▶ **Written exercise**
Collect from the data below each line with "Songs".

═══ Task input

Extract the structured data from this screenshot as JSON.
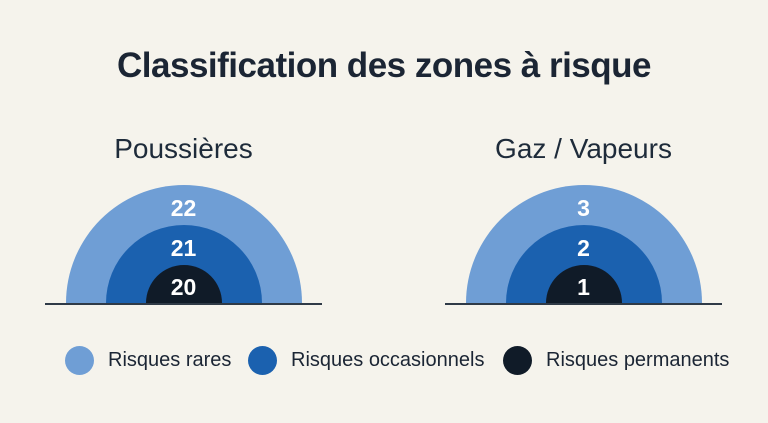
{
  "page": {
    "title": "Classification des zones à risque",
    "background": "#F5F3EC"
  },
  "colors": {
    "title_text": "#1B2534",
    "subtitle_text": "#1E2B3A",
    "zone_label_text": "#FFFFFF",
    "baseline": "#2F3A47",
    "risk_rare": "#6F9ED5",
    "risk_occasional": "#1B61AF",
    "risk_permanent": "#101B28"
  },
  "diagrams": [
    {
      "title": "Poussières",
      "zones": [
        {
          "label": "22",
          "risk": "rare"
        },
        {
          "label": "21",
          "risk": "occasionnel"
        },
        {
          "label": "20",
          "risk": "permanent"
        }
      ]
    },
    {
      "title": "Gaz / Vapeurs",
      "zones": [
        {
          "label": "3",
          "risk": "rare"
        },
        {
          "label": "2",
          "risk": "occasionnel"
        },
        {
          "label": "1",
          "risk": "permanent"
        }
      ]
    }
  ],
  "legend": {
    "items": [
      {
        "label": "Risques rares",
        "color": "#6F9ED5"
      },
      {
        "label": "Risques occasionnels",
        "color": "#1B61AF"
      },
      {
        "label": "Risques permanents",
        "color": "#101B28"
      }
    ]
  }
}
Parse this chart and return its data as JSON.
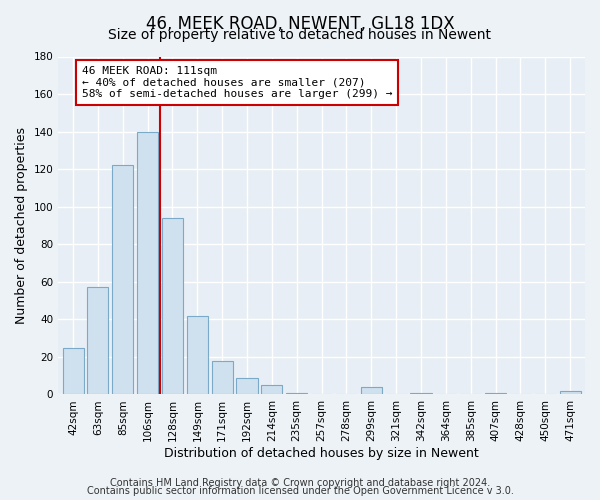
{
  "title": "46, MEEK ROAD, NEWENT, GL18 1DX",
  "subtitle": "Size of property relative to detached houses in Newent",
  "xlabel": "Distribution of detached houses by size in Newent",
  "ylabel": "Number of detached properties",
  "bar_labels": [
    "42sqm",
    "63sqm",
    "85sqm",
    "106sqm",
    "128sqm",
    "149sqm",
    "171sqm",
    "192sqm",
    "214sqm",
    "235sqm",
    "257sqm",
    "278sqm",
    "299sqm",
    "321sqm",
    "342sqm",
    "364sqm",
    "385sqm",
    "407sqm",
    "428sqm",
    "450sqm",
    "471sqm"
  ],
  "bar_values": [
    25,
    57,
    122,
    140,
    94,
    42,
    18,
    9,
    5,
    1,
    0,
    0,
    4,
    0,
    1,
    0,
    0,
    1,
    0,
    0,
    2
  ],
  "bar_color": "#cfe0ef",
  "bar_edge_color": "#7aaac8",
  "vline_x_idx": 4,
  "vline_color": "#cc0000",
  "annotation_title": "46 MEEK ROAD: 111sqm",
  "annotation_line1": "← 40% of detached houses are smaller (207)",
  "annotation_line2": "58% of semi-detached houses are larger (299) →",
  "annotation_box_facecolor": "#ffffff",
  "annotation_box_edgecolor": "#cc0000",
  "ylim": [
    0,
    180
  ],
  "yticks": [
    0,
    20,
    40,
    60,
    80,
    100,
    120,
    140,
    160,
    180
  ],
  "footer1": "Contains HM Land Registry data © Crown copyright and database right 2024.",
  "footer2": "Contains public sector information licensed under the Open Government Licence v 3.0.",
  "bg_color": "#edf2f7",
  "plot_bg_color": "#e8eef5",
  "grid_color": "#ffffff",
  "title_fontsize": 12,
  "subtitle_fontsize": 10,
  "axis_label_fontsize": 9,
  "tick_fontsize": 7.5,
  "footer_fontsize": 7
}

══════
═══ Task input

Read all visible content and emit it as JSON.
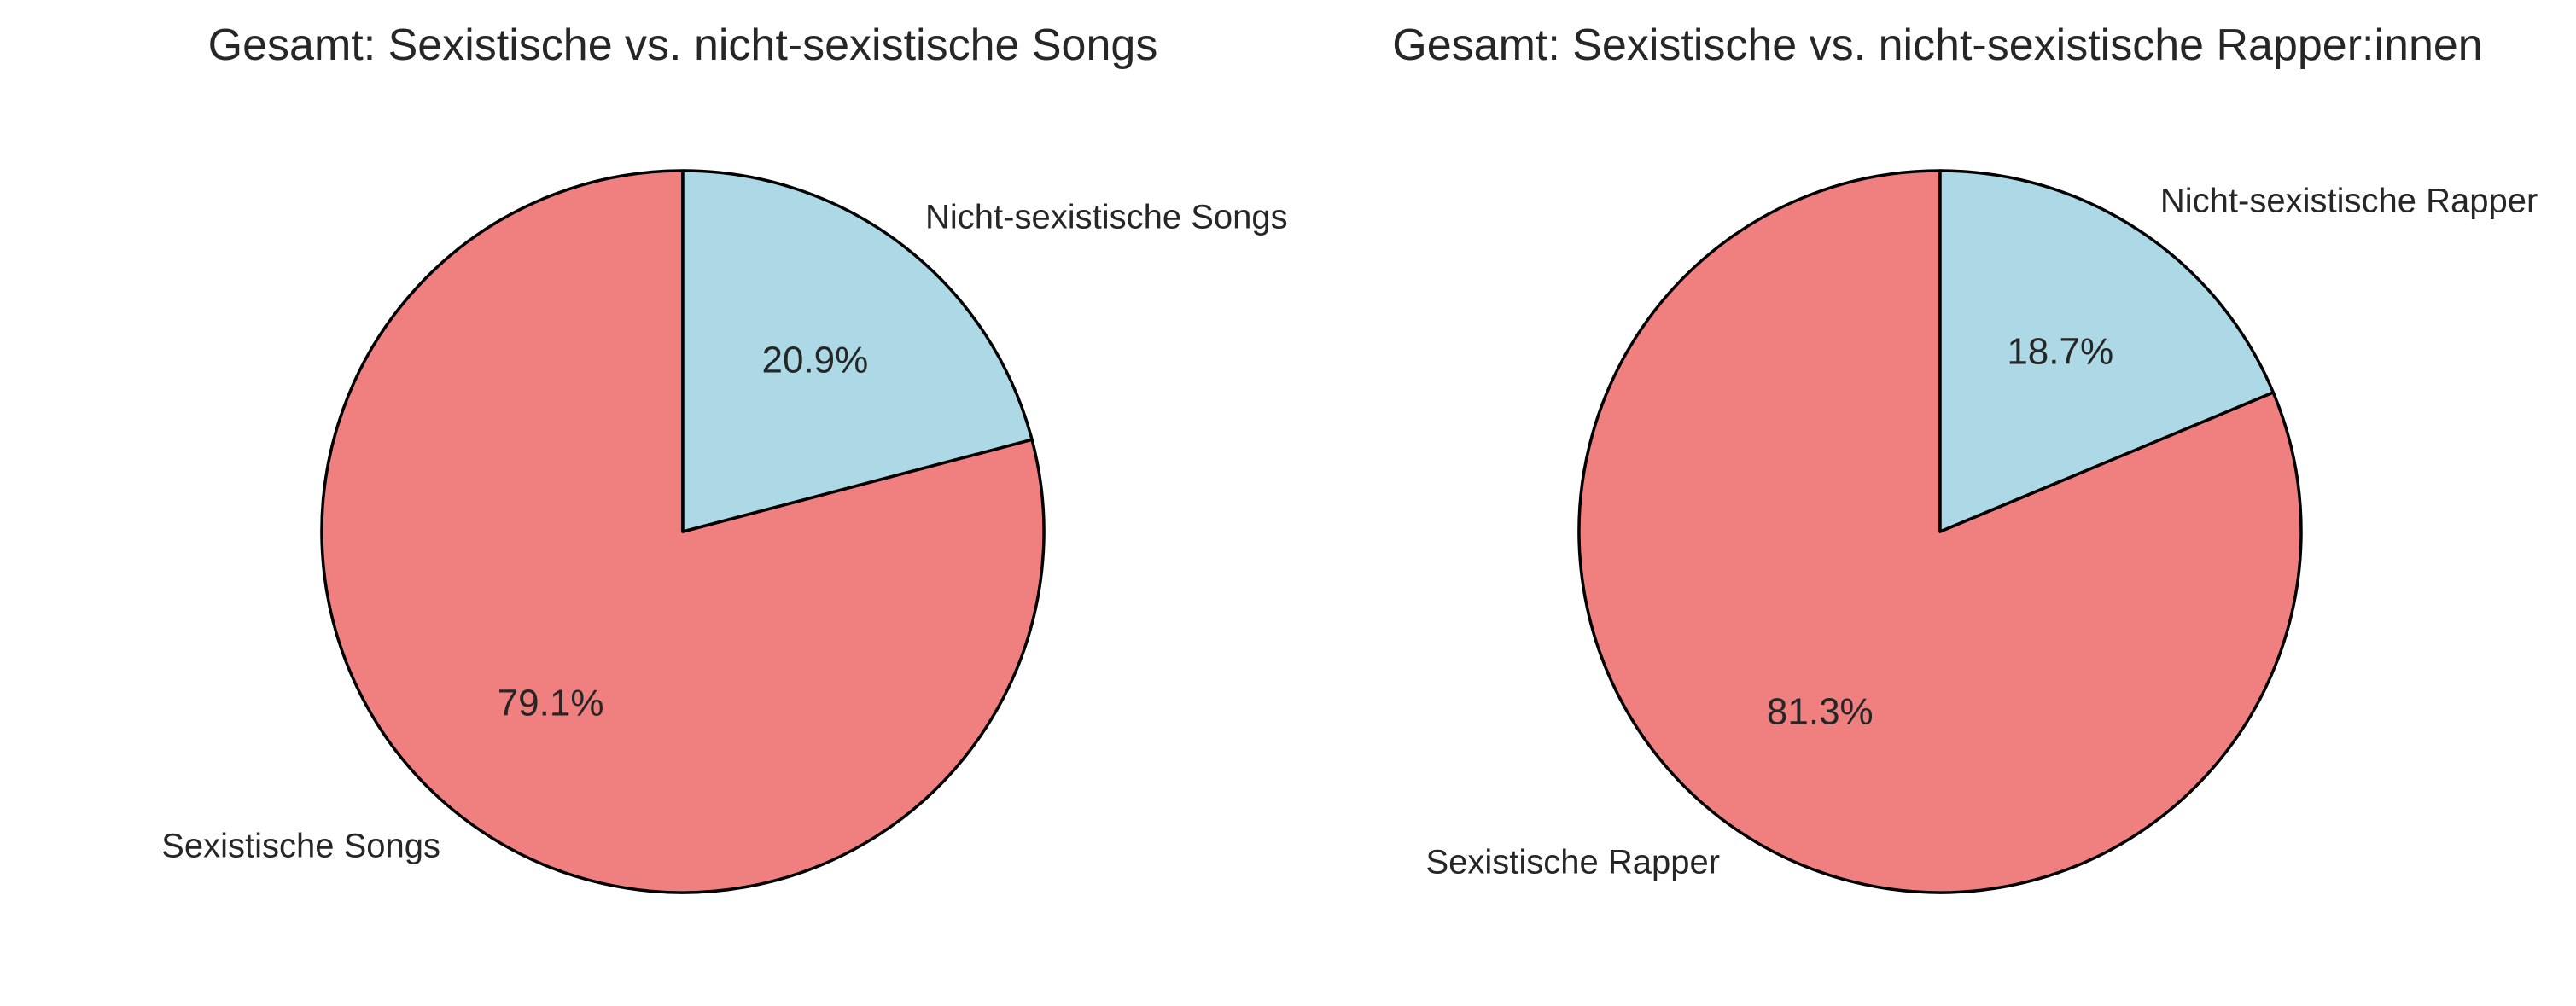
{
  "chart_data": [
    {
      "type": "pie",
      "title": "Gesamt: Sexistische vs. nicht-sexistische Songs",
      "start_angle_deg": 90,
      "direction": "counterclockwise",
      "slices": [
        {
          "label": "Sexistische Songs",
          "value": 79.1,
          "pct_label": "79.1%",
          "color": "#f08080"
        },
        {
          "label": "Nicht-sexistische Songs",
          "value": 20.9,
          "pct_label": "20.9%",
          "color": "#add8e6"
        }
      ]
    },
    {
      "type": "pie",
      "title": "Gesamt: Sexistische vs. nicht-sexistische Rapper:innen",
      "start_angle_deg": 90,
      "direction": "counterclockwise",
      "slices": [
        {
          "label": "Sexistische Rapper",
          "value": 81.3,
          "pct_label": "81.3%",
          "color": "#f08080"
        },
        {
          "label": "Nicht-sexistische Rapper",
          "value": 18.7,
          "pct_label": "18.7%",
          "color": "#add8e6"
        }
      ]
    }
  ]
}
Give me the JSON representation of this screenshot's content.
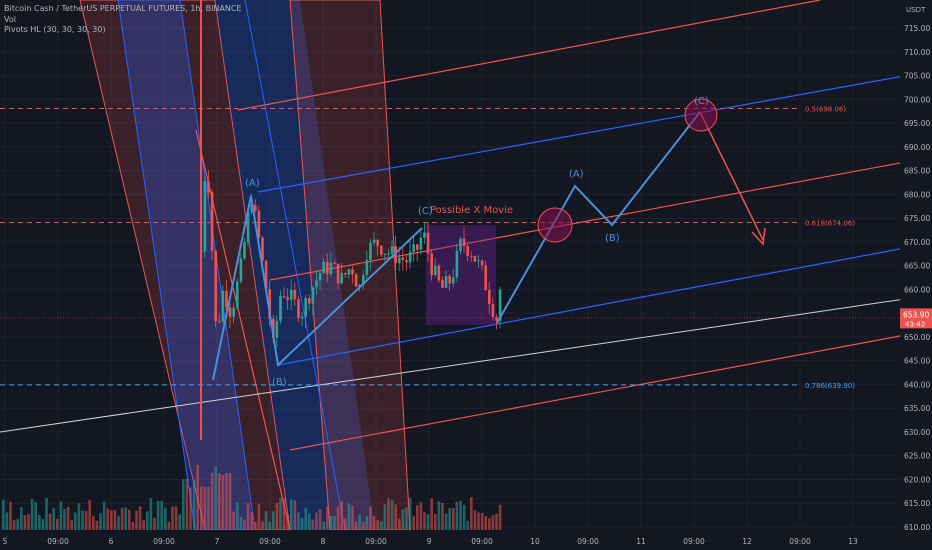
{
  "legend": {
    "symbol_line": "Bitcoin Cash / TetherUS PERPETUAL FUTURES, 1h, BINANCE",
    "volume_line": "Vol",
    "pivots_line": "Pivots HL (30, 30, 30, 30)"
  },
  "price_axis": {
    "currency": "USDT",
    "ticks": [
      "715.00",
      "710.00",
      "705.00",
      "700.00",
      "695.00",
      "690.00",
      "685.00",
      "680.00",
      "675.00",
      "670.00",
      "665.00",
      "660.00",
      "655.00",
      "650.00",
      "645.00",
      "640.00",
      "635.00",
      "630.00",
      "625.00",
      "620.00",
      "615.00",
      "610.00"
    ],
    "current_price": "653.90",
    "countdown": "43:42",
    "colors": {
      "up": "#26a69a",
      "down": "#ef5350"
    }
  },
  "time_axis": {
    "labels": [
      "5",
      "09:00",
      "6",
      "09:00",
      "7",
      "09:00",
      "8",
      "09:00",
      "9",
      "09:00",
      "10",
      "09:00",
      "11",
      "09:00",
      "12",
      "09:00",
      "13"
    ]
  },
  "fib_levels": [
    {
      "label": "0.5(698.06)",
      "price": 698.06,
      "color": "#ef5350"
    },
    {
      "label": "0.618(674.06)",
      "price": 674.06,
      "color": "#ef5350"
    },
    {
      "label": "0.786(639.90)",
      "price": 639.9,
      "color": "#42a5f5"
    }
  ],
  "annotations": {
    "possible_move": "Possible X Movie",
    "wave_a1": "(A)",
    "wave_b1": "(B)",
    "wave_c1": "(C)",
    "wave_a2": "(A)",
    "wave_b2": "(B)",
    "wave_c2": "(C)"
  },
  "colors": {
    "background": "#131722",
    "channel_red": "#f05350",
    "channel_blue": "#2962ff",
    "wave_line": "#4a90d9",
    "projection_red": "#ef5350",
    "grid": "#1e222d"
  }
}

══════

▶ **Task output**
      "title": "Gesamt: Sexistische vs. nicht-sexistische Songs",
          "label": "Sexistische Songs",
          "label": "Nicht-sexistische Songs",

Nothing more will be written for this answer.